• **Texto del ejercicio**
————

Solidaridad y confianza para salvar la especie

Un último ejemplo (a manera de metáfora), antes de la reflexión central. Los saltamontes africanos —la famosa langosta— son animales solitarios. Gran parte del tiempo se dedican a alimentarse solos y únicamente buscan a otro individuo del sexo opuesto para aparearse en una temporada anual precisa. Después de esto, la hembra —también solitaria— se retira a depositar los huevos entre la hierba y luego se va. Que sus descendientes se las arreglen como puedan.

Pero en los tiempos de sequía ocurre un fenómeno extraordinario. Una hormona dormida dentro de sus cuerpos se activa y las langostas comienzan a comportarse de manera extraña. Buscan a sus prójimos mientras sus cuerpos se transforman. Les crecen unas largas alas, sus mandíbulas se ensanchan y sus músculos se engruesan. Se reúnen en gigantescos enjambres y volando migran de forma organizada para buscar plantíos humanos. Y al encontrarlos, los arrasan para proteger y prolongar, no sólo su supervivencia individual, sino la de toda su especie. De ser una especie de individuos egoístas, se transforman en una de las pocas especies animales que, además del homo sapiens, cuentan con una organización social (como las abejas y las hormigas).

Por más que los científicos han buscado una hormona o mecanismo biológico similar en los humanos, simplemente no lo encuentran. Según antropólogos —como el francés Claude Lévi-Strauss, padre de la antropología moderna— este mecanismo sólo se activa en nosotros racionalmente. Lo hace mediante una serie de rituales y pactos que vamos conociendo desde la infancia. Es decir, se aprende culturalmente.

Aprender a confiar

El bebé humano instintivamente confía en la protección y provisión de alimento por parte de su madre. Pero aprender a confiar y a ser confiable frente a otros humanos se logra durante un largo proceso de inserción. Se alcanza ya como adolescente y luego como adulto, dentro de un universo social. Sin embargo, este proceso social de construcción de confianza va contrapesado por otros contraprendizajes: también se nos enseña a desconfiar. “Nunca hables con extraños” es la moraleja de la Caperucita Roja de Charles Pérrault. Esta terrible paradoja social —¿confiar o no confiar— genera adultos confundidos, inseguros y temerosos, más que precavidos y cautos.

La reflexión: ¿por qué, entonces, en momentos críticos resurge “mágicamente” esa confianza incondicional y absoluta en nuestros prójimos? ¿Qué es lo que hace suspender nuestro contraprendizaje para desconfiar? Parece ser que es porque durante los desastres, las crisis, la realidad nos restriega en la cara la razón que hemos aprendido en primer lugar para confiar: confiamos en los demás porque compartimos con ellos un objetivo: el bien común.

Si todos los grupos humanos revisáramos constantemente cuál es el bien común por el que estamos asociados… Si en las organizaciones contemporáneas, reunidos, trabajáramos como equipo… Quizás entonces se desactivaría más fácilmente esa “hormona” de la desconfianza.

————

• **Qué hacer**
(1) Pasa al inglés esta oración del texto del ejercicio: "Buscan a sus prójimos mientras sus cuerpos se transforman."
(2) Repite del texto del ejercicio el tramo que va desde "Pero en los" hasta "y las hormigas).".

————

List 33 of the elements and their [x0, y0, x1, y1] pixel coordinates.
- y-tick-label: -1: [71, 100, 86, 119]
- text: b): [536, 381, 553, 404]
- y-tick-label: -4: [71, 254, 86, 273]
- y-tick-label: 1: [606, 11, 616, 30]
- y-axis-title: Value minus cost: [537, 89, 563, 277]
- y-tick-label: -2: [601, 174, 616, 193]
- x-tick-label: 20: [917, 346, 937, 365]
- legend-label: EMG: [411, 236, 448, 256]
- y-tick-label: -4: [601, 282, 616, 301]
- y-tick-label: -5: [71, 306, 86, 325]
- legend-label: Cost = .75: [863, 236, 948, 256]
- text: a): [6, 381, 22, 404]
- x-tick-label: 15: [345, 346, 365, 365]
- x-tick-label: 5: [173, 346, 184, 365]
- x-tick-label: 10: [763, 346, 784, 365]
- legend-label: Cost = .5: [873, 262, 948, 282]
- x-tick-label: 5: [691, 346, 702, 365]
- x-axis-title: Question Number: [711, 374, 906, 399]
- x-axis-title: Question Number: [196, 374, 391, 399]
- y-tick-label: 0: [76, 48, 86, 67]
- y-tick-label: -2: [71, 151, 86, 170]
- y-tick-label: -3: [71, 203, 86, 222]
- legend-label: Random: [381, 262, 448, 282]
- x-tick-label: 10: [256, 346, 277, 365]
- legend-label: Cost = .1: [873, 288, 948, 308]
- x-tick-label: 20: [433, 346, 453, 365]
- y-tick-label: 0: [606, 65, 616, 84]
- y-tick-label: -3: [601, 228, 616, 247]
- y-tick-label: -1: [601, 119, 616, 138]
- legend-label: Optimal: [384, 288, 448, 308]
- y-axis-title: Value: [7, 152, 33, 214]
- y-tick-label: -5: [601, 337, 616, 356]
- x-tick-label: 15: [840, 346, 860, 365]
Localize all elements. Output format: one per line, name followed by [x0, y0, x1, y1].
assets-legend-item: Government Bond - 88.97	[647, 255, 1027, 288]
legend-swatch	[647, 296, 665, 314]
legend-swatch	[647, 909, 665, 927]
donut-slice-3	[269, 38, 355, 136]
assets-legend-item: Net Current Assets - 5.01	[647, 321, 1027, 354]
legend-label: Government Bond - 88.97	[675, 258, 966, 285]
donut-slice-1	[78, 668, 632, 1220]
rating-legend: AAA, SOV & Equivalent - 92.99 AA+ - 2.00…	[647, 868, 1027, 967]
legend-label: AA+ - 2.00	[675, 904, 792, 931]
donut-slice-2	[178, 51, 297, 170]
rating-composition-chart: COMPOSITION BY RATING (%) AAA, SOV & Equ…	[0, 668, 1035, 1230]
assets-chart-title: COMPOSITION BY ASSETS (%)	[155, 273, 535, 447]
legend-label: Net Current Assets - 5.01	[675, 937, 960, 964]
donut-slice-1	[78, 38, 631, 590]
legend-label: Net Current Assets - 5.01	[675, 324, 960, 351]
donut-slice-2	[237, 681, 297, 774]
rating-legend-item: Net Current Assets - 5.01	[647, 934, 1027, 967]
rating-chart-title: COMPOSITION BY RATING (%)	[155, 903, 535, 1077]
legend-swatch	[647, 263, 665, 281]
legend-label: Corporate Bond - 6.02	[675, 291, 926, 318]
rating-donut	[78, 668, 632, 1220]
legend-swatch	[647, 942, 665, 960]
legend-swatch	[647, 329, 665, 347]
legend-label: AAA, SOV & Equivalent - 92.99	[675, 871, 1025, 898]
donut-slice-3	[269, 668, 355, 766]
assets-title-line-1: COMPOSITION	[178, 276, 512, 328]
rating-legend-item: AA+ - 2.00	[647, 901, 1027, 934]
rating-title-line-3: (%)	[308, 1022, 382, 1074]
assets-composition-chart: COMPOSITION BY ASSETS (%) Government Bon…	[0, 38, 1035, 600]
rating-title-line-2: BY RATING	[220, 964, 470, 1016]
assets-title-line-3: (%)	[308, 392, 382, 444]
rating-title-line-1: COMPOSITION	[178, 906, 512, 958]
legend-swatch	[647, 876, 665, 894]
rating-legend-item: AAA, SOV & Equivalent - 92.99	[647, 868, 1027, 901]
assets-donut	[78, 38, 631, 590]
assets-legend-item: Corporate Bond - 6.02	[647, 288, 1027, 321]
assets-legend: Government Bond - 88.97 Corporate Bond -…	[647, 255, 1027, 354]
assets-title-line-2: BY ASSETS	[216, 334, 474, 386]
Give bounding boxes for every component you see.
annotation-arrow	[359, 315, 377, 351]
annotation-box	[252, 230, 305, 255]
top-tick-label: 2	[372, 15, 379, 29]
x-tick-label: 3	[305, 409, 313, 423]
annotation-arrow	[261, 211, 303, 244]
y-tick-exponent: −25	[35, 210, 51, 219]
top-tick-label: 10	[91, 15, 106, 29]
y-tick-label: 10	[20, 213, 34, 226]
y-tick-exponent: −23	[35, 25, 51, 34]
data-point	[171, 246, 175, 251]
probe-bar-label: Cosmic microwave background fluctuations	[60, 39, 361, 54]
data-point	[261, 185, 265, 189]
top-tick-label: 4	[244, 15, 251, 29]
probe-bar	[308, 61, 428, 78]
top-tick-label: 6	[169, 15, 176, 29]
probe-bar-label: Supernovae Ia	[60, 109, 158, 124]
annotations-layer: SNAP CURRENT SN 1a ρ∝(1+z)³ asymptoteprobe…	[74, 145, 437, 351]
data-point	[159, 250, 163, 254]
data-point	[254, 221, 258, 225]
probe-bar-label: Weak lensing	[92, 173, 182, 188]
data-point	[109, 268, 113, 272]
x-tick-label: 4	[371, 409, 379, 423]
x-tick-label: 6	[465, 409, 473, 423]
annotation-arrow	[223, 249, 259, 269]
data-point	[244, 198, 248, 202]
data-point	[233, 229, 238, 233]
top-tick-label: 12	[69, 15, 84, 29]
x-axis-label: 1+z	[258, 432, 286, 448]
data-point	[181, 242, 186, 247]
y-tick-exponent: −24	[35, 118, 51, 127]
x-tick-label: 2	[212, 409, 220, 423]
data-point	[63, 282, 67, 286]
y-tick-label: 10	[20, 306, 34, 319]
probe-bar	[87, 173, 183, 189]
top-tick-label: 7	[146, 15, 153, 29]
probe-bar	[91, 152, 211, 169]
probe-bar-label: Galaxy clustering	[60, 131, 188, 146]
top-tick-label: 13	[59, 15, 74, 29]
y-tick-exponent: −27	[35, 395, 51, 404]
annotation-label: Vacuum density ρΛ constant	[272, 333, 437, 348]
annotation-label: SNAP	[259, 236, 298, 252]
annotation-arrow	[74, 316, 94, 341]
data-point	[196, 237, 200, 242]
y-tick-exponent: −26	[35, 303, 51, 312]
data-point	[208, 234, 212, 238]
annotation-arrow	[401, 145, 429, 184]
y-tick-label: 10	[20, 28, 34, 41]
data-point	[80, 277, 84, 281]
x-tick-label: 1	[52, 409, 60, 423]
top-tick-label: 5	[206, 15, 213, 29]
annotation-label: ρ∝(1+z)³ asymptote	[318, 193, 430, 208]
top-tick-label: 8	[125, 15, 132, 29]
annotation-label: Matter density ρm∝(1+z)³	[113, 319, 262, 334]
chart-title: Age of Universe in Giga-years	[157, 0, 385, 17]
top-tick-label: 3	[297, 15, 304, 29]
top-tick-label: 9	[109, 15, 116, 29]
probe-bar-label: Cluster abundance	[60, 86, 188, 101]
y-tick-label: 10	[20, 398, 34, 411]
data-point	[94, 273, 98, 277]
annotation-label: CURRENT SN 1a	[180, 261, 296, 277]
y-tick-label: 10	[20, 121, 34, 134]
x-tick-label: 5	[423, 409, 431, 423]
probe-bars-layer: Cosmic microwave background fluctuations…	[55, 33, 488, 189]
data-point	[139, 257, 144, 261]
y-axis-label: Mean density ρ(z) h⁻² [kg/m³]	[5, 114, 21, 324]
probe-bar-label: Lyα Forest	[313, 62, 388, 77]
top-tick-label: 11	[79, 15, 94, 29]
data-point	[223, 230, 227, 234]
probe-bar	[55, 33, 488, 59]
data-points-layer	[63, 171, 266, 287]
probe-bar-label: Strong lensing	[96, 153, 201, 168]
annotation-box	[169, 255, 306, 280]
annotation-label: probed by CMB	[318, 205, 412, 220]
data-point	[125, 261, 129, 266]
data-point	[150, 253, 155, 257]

————

• **Respuestas escritas**
(1) They seek out their fellows while their bodies transform.

(2)
Pero en los tiempos de sequía ocurre un fenómeno extraordinario. Una hormona dormida dentro de sus cuerpos se activa y las langostas comienzan a comportarse de manera extraña. Buscan a sus prójimos mientras sus cuerpos se transforman. Les crecen unas largas alas, sus mandíbulas se ensanchan y sus músculos se engruesan. Se reúnen en gigantescos enjambres y volando migran de forma organizada para buscar plantíos humanos. Y al encontrarlos, los arrasan para proteger y prolongar, no sólo su supervivencia individual, sino la de toda su especie. De ser una especie de individuos egoístas, se transforman en una de las pocas especies animales que, además del homo sapiens, cuentan con una organización social (como las abejas y las hormigas).